• _TASK_: Scan the records and identify every line in which the string "plain" occurs, then return those lines.

Extracted data entries:
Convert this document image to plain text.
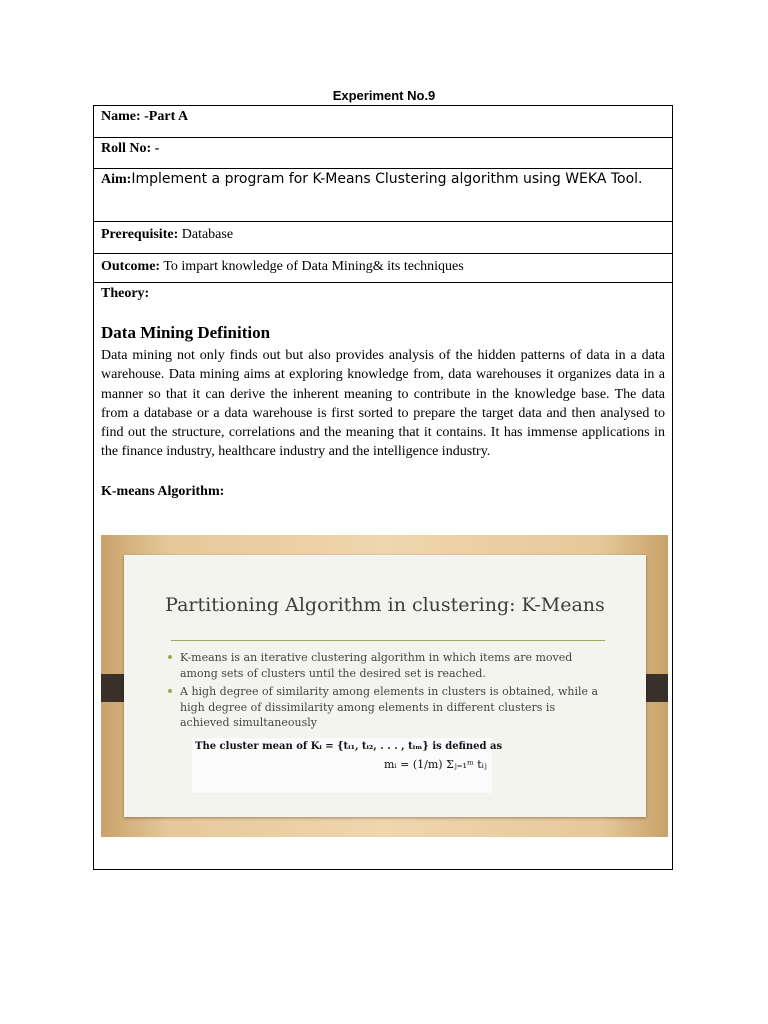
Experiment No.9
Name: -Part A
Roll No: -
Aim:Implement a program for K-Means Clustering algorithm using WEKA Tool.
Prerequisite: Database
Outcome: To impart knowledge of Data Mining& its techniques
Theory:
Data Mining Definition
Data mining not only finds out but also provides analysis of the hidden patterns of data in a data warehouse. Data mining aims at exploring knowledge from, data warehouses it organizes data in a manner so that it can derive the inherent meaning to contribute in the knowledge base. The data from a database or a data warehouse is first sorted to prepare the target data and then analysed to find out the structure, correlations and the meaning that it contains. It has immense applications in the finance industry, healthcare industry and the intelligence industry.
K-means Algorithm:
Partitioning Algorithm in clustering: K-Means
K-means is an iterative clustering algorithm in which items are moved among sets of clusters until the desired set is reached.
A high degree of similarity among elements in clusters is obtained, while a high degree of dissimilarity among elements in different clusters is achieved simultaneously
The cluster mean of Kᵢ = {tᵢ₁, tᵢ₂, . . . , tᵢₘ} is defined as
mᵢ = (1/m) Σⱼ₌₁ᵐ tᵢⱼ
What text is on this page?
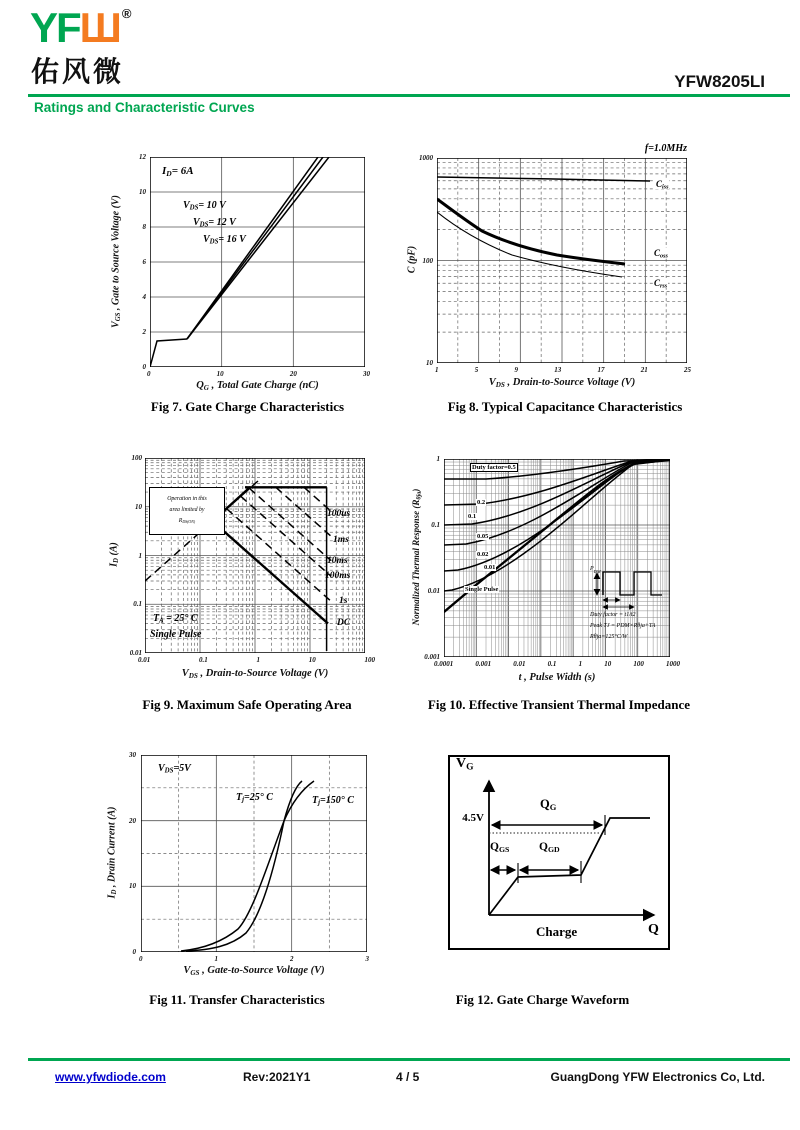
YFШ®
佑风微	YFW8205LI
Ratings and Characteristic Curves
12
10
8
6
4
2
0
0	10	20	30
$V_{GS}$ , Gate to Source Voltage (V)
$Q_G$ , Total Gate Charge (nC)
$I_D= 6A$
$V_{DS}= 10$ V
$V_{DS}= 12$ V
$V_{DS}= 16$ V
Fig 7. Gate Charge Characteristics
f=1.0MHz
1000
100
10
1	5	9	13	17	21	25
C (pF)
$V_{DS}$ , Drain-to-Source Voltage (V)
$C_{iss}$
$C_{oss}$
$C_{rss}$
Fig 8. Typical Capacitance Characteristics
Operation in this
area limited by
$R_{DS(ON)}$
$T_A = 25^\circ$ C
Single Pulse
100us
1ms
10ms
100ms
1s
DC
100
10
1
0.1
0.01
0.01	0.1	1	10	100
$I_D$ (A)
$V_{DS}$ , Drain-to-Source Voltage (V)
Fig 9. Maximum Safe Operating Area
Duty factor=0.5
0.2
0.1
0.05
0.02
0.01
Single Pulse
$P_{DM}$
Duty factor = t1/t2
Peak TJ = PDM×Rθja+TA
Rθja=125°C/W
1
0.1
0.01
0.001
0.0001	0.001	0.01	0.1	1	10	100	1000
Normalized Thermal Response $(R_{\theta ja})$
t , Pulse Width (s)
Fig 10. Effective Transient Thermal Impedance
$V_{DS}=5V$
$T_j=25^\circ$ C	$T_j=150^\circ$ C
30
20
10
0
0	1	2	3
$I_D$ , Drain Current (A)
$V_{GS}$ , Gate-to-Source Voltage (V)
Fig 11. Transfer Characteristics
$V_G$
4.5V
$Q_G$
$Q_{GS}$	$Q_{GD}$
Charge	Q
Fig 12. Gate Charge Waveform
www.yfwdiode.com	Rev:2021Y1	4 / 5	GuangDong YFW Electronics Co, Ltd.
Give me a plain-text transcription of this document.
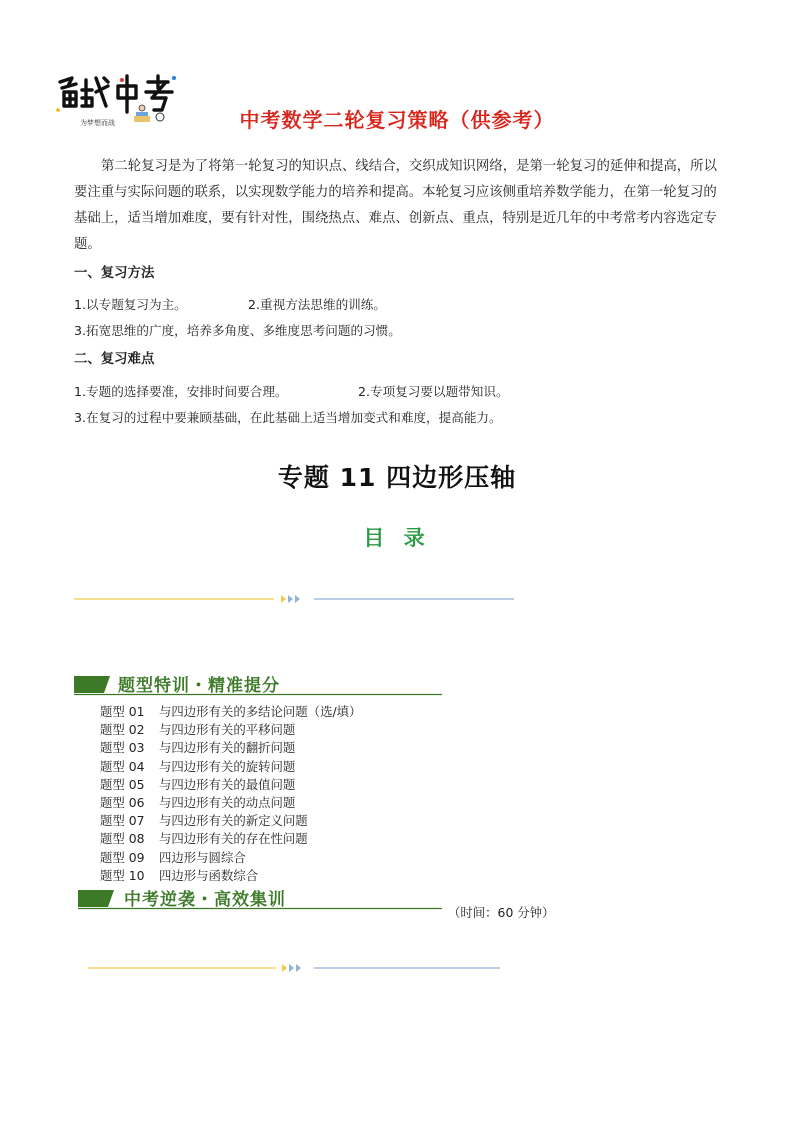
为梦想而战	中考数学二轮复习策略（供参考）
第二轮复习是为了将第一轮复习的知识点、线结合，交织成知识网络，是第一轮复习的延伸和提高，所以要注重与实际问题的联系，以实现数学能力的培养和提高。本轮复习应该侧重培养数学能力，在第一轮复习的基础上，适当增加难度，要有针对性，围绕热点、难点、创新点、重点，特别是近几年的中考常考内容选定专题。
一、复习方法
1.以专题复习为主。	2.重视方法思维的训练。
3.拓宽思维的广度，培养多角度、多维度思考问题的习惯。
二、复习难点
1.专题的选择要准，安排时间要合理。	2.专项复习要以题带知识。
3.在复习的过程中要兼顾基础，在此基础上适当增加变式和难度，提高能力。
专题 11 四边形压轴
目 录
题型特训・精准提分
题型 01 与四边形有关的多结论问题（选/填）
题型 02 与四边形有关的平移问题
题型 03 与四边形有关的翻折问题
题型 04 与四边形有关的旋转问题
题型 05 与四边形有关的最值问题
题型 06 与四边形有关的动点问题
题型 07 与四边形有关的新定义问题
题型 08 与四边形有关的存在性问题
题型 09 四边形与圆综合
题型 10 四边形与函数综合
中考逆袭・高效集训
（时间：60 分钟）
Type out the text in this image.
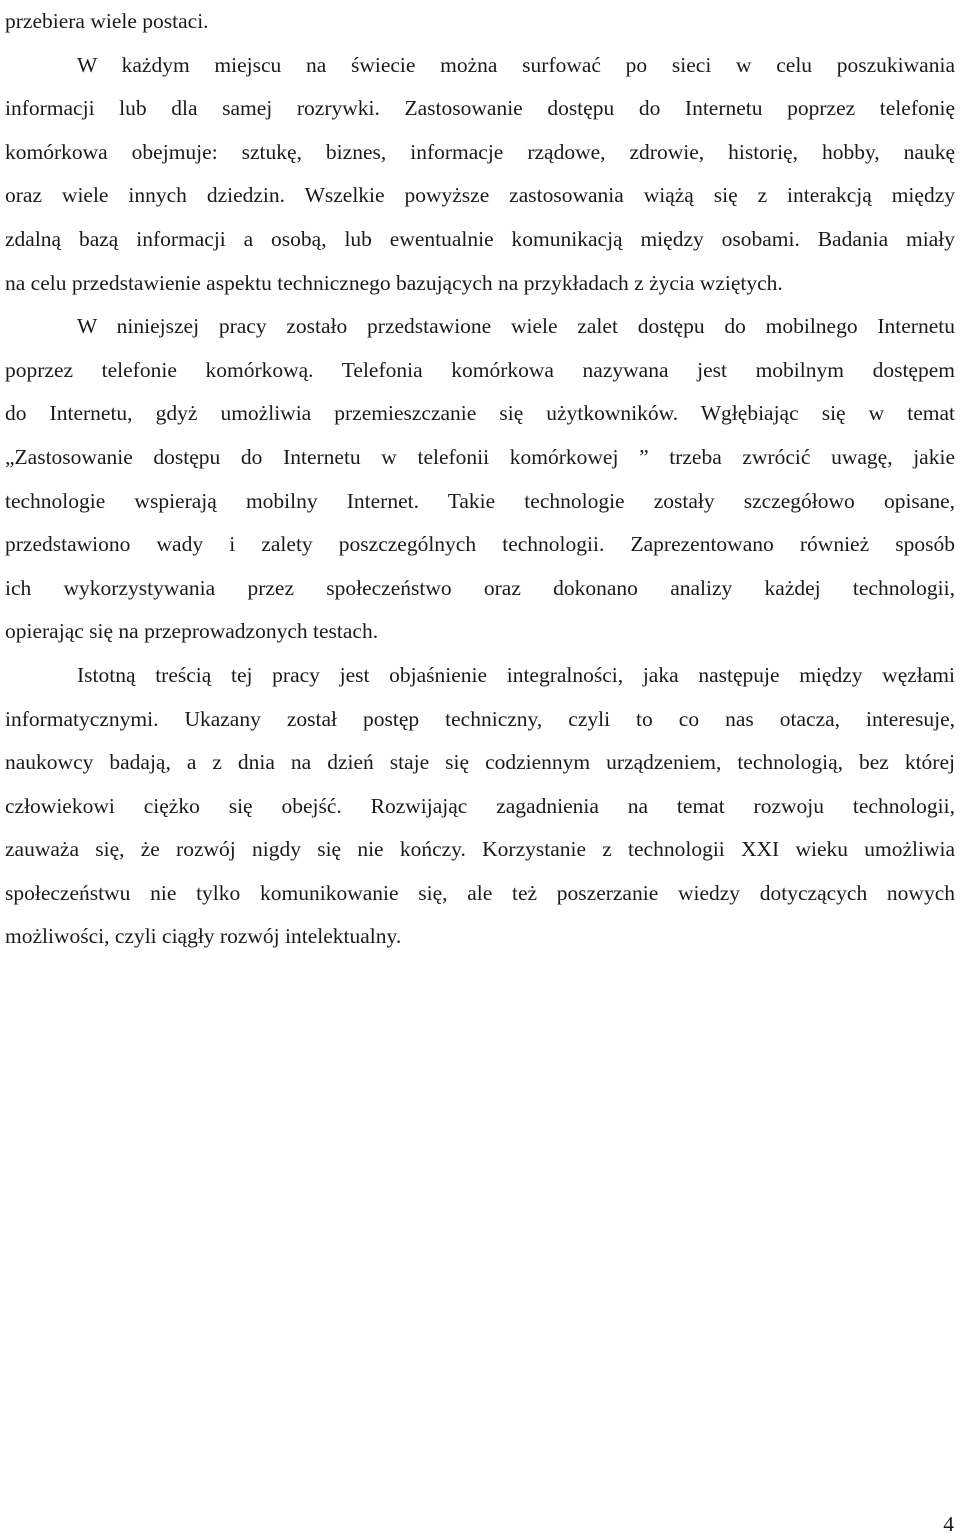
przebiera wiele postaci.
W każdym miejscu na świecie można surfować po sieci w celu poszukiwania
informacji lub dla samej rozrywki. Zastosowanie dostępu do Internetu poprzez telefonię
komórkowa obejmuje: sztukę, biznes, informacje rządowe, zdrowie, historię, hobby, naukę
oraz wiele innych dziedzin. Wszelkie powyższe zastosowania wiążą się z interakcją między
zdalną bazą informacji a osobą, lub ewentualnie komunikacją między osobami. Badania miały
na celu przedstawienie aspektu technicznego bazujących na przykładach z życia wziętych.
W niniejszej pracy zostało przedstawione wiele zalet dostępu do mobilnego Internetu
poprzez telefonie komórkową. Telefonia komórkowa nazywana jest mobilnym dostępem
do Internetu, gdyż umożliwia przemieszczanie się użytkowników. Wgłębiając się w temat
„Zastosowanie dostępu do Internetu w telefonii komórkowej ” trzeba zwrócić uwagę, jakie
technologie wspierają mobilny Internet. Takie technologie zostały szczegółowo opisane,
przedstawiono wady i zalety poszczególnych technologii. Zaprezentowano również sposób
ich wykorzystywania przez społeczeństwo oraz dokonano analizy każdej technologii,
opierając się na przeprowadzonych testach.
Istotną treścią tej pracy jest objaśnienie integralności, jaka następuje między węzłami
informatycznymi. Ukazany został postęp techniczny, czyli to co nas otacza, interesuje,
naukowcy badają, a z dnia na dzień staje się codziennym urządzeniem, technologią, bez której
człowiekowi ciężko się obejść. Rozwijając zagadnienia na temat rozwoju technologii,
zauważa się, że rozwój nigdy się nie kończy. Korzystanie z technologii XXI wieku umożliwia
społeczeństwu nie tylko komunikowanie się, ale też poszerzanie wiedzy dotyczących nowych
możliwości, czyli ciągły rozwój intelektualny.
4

• _ANSWER_:
Convert this document image to plain text.
Give me a plain-text transcription of this document.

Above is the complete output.